### GIVEN PROBLEM
Among the lines of these entries, how many hold the word "coordinate"? State only the number.

### GIVEN RECORDS
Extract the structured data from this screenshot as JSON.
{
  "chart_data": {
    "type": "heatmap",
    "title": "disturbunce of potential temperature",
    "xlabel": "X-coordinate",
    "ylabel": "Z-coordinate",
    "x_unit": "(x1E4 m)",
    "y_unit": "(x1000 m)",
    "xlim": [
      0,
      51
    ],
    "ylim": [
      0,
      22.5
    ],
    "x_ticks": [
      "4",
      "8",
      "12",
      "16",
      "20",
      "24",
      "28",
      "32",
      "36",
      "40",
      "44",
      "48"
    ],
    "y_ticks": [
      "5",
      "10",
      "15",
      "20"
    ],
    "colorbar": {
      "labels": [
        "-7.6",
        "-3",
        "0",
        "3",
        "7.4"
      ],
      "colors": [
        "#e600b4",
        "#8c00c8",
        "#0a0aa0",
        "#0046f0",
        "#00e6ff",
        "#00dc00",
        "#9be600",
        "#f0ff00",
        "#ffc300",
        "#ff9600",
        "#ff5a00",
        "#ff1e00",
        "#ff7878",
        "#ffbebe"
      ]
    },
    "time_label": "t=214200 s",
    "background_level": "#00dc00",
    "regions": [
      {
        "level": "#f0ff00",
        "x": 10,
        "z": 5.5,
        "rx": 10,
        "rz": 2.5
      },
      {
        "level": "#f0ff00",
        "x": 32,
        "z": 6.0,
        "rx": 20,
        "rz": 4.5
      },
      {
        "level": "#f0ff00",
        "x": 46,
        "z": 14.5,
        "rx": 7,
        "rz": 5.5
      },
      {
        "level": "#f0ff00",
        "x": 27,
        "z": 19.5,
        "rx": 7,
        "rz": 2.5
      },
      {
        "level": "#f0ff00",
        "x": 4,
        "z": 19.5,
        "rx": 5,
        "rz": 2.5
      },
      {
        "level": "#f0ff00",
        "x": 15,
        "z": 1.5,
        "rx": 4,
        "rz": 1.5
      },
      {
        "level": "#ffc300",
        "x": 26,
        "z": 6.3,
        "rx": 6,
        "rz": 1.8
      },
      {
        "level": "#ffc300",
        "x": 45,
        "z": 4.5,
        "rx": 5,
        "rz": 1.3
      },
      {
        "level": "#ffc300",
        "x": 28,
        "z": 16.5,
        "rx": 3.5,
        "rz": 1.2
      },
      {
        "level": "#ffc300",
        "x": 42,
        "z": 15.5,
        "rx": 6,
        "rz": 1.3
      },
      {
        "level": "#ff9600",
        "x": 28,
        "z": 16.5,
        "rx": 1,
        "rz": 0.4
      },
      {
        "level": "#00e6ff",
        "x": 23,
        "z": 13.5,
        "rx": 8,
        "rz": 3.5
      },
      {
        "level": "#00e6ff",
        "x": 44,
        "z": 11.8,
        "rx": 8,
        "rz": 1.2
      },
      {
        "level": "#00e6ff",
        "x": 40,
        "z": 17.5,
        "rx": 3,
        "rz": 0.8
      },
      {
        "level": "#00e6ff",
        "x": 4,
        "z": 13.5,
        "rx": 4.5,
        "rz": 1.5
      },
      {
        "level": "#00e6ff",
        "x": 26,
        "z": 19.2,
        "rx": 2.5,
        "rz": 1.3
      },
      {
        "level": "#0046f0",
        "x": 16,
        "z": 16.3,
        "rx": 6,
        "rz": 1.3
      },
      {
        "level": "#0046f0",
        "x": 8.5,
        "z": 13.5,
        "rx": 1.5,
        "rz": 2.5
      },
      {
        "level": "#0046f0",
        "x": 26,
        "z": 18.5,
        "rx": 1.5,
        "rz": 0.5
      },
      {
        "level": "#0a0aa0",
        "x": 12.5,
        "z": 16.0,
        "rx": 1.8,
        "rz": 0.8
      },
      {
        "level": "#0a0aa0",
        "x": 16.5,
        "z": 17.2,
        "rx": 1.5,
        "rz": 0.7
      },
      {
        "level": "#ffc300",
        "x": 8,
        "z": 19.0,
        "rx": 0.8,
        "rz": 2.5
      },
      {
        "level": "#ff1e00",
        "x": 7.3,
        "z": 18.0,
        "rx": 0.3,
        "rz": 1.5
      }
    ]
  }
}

### SOLVED PROBLEM
2